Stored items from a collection

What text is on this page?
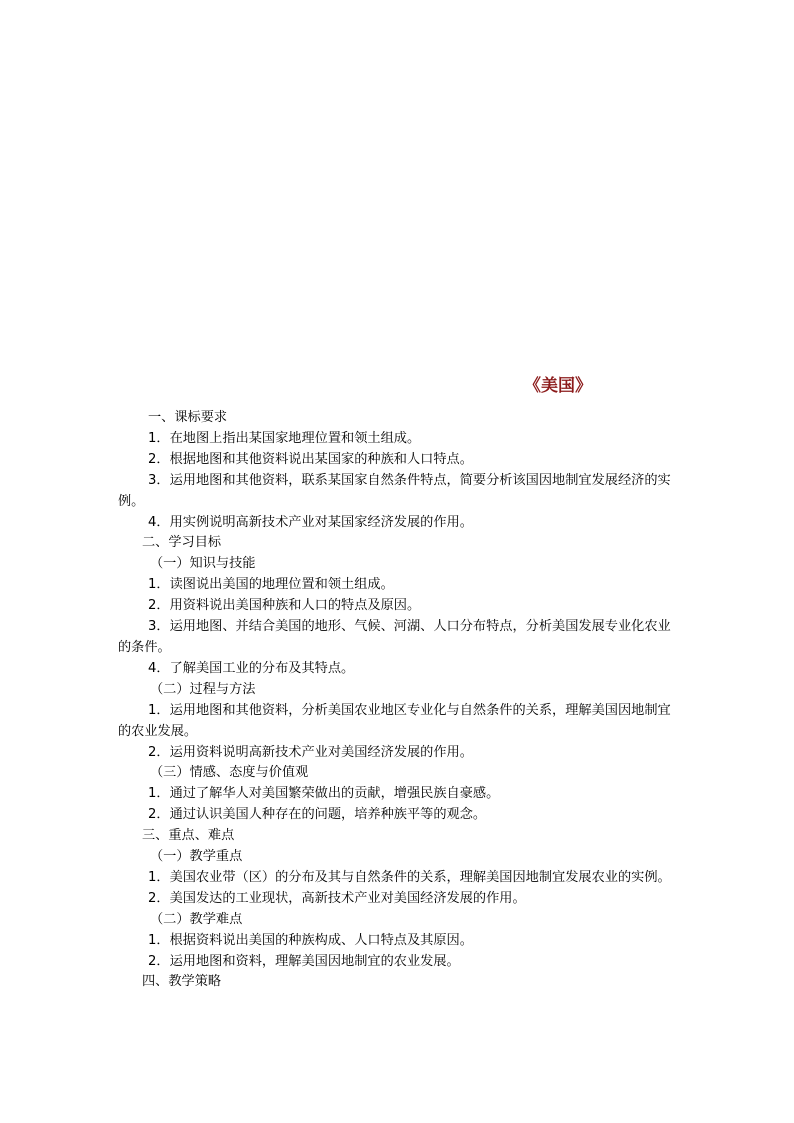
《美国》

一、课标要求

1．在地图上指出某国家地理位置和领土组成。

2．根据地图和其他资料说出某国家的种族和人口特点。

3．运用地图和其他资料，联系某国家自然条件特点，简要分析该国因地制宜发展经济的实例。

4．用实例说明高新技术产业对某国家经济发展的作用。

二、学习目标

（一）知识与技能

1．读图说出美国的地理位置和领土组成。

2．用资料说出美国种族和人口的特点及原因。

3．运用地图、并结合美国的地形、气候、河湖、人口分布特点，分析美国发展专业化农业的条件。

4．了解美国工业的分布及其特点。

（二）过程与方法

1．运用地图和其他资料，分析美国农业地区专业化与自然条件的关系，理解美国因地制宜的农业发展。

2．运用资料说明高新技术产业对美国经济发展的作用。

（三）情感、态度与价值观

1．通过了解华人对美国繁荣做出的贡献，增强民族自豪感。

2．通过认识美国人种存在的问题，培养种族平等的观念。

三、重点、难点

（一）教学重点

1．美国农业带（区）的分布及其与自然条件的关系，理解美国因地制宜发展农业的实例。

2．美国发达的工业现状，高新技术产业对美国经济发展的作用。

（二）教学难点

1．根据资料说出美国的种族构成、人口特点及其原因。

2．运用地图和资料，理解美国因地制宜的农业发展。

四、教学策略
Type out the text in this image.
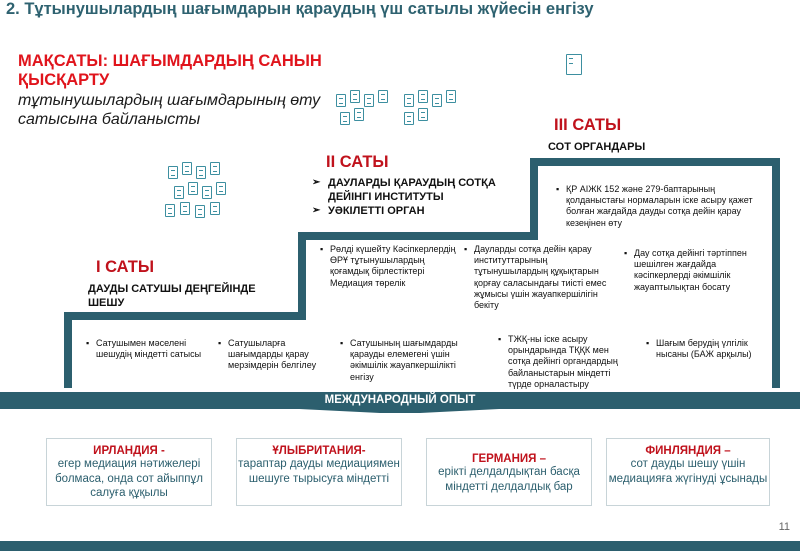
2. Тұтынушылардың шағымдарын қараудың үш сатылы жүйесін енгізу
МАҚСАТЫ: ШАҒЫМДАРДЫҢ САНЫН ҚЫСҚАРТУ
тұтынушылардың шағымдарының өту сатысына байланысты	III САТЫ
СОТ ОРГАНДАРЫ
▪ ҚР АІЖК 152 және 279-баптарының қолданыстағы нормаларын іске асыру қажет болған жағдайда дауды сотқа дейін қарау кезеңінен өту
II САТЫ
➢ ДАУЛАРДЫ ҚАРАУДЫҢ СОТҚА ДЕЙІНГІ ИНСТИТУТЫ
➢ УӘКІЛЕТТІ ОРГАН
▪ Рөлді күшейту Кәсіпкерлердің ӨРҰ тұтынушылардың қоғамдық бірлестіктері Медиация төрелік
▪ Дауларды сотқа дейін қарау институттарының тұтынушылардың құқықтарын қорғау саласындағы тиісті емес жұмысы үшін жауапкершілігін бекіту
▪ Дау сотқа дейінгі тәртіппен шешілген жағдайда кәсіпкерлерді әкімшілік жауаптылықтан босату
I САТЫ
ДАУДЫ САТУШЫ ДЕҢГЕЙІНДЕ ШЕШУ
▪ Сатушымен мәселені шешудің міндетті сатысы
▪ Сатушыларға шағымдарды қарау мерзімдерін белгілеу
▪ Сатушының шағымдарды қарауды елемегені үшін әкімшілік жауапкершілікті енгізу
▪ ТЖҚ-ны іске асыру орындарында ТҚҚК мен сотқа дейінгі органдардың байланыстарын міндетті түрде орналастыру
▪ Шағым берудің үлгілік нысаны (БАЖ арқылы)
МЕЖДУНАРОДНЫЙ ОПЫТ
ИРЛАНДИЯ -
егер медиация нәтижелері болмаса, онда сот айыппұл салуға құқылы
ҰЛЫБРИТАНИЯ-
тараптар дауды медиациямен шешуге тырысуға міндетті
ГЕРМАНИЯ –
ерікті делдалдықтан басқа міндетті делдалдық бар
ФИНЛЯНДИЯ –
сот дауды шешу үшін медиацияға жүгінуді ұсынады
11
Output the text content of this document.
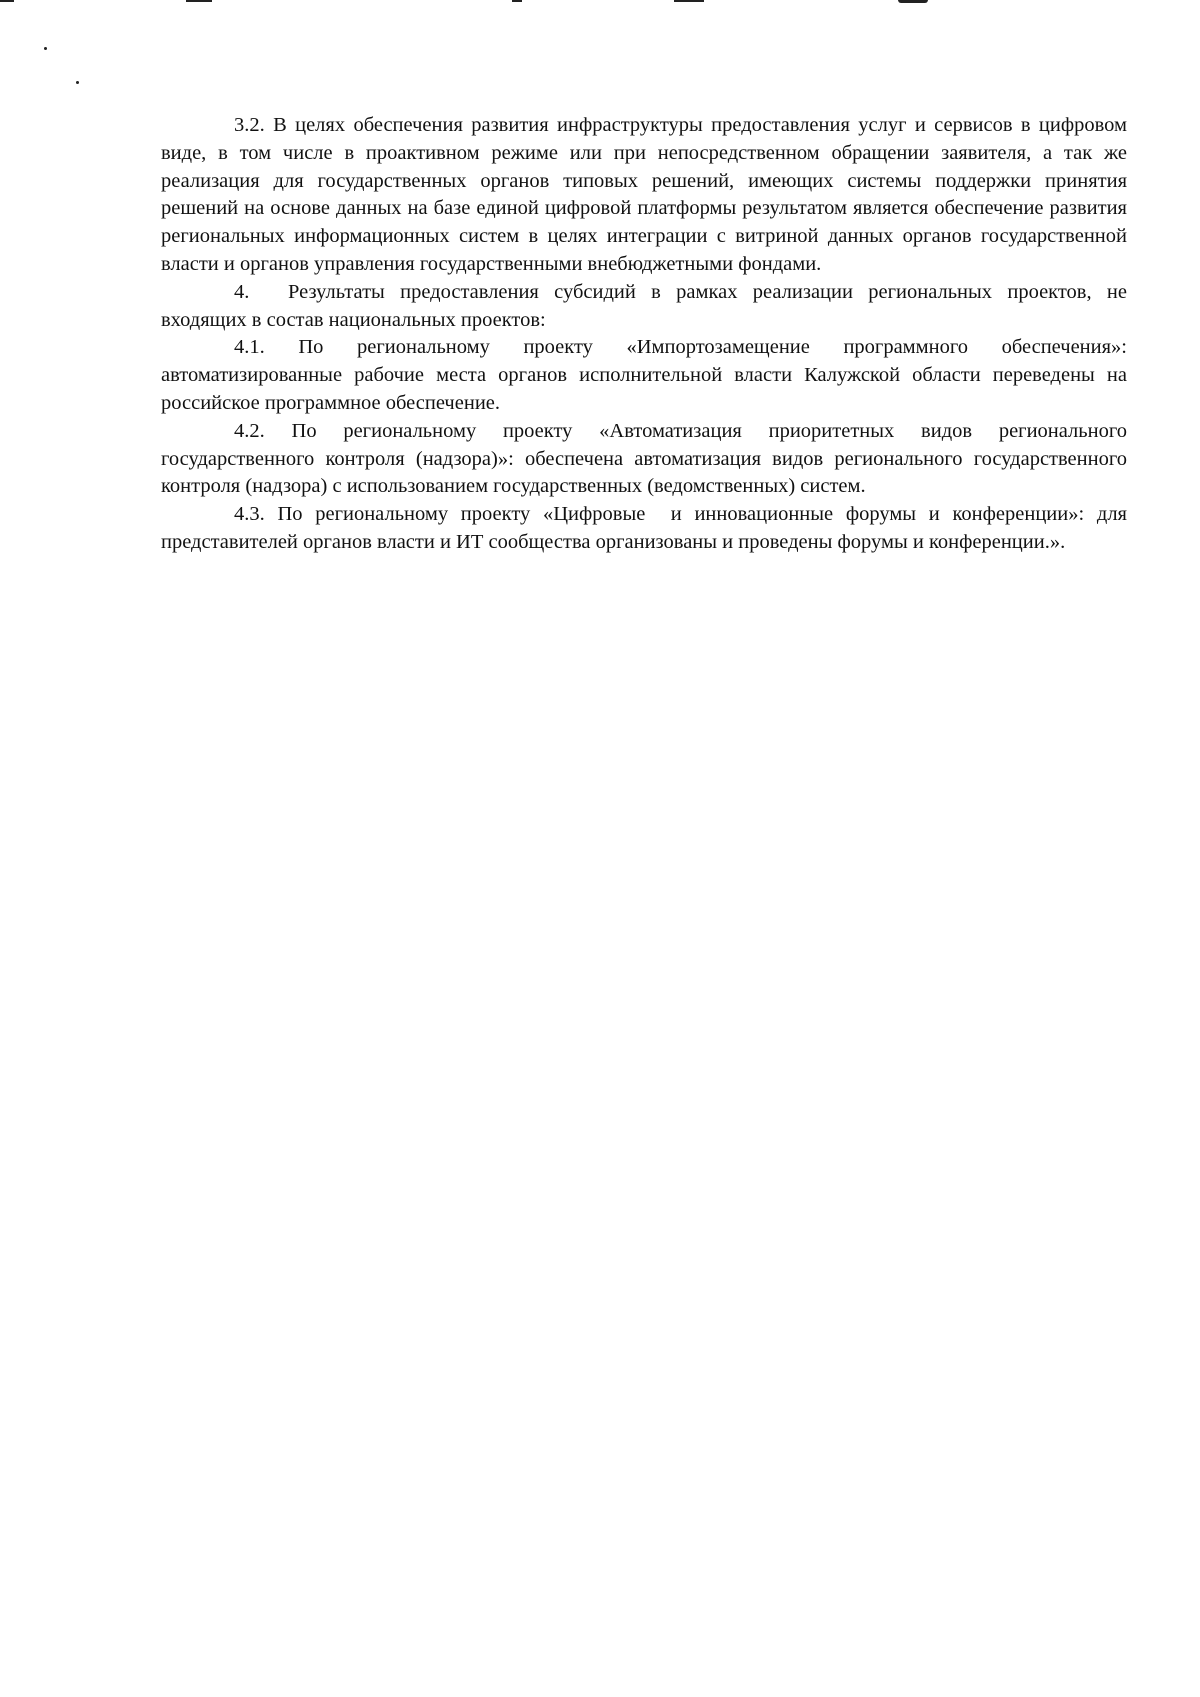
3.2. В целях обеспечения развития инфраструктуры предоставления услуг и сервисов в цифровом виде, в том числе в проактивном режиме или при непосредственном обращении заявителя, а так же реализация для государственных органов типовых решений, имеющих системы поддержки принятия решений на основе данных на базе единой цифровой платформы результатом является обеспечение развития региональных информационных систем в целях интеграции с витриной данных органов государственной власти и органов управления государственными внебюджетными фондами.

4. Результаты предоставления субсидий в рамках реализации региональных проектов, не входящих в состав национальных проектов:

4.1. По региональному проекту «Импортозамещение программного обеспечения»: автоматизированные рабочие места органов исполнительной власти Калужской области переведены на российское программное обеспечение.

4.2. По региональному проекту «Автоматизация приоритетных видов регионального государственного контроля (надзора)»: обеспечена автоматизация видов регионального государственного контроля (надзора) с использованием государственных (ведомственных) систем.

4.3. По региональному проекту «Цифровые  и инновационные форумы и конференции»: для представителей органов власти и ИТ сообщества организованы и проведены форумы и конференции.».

Exercise brief
Transcribe every entry word for word, but omit the pictures.

Solution below
What text is on this page?
《美国》

一、课标要求

1．在地图上指出某国家地理位置和领土组成。

2．根据地图和其他资料说出某国家的种族和人口特点。

3．运用地图和其他资料，联系某国家自然条件特点，简要分析该国因地制宜发展经济的实例。

4．用实例说明高新技术产业对某国家经济发展的作用。

二、学习目标

（一）知识与技能

1．读图说出美国的地理位置和领土组成。

2．用资料说出美国种族和人口的特点及原因。

3．运用地图、并结合美国的地形、气候、河湖、人口分布特点，分析美国发展专业化农业的条件。

4．了解美国工业的分布及其特点。

（二）过程与方法

1．运用地图和其他资料，分析美国农业地区专业化与自然条件的关系，理解美国因地制宜的农业发展。

2．运用资料说明高新技术产业对美国经济发展的作用。

（三）情感、态度与价值观

1．通过了解华人对美国繁荣做出的贡献，增强民族自豪感。

2．通过认识美国人种存在的问题，培养种族平等的观念。

三、重点、难点

（一）教学重点

1．美国农业带（区）的分布及其与自然条件的关系，理解美国因地制宜发展农业的实例。

2．美国发达的工业现状，高新技术产业对美国经济发展的作用。

（二）教学难点

1．根据资料说出美国的种族构成、人口特点及其原因。

2．运用地图和资料，理解美国因地制宜的农业发展。

四、教学策略
Type out the text in this image.
2. Тұтынушылардың шағымдарын қараудың үш сатылы жүйесін енгізу
МАҚСАТЫ: ШАҒЫМДАРДЫҢ САНЫН ҚЫСҚАРТУ
тұтынушылардың шағымдарының өту сатысына байланысты	III САТЫ
СОТ ОРГАНДАРЫ
▪ ҚР АІЖК 152 және 279-баптарының қолданыстағы нормаларын іске асыру қажет болған жағдайда дауды сотқа дейін қарау кезеңінен өту
II САТЫ
➢ ДАУЛАРДЫ ҚАРАУДЫҢ СОТҚА ДЕЙІНГІ ИНСТИТУТЫ
➢ УӘКІЛЕТТІ ОРГАН
▪ Рөлді күшейту Кәсіпкерлердің ӨРҰ тұтынушылардың қоғамдық бірлестіктері Медиация төрелік
▪ Дауларды сотқа дейін қарау институттарының тұтынушылардың құқықтарын қорғау саласындағы тиісті емес жұмысы үшін жауапкершілігін бекіту
▪ Дау сотқа дейінгі тәртіппен шешілген жағдайда кәсіпкерлерді әкімшілік жауаптылықтан босату
I САТЫ
ДАУДЫ САТУШЫ ДЕҢГЕЙІНДЕ ШЕШУ
▪ Сатушымен мәселені шешудің міндетті сатысы
▪ Сатушыларға шағымдарды қарау мерзімдерін белгілеу
▪ Сатушының шағымдарды қарауды елемегені үшін әкімшілік жауапкершілікті енгізу
▪ ТЖҚ-ны іске асыру орындарында ТҚҚК мен сотқа дейінгі органдардың байланыстарын міндетті түрде орналастыру
▪ Шағым берудің үлгілік нысаны (БАЖ арқылы)
МЕЖДУНАРОДНЫЙ ОПЫТ
ИРЛАНДИЯ -
егер медиация нәтижелері болмаса, онда сот айыппұл салуға құқылы
ҰЛЫБРИТАНИЯ-
тараптар дауды медиациямен шешуге тырысуға міндетті
ГЕРМАНИЯ –
ерікті делдалдықтан басқа міндетті делдалдық бар
ФИНЛЯНДИЯ –
сот дауды шешу үшін медиацияға жүгінуді ұсынады
11
Output the text content of this document.
3.2. В целях обеспечения развития инфраструктуры предоставления услуг и сервисов в цифровом виде, в том числе в проактивном режиме или при непосредственном обращении заявителя, а так же реализация для государственных органов типовых решений, имеющих системы поддержки принятия решений на основе данных на базе единой цифровой платформы результатом является обеспечение развития региональных информационных систем в целях интеграции с витриной данных органов государственной власти и органов управления государственными внебюджетными фондами.

4. Результаты предоставления субсидий в рамках реализации региональных проектов, не входящих в состав национальных проектов:

4.1. По региональному проекту «Импортозамещение программного обеспечения»: автоматизированные рабочие места органов исполнительной власти Калужской области переведены на российское программное обеспечение.

4.2. По региональному проекту «Автоматизация приоритетных видов регионального государственного контроля (надзора)»: обеспечена автоматизация видов регионального государственного контроля (надзора) с использованием государственных (ведомственных) систем.

4.3. По региональному проекту «Цифровые  и инновационные форумы и конференции»: для представителей органов власти и ИТ сообщества организованы и проведены форумы и конференции.».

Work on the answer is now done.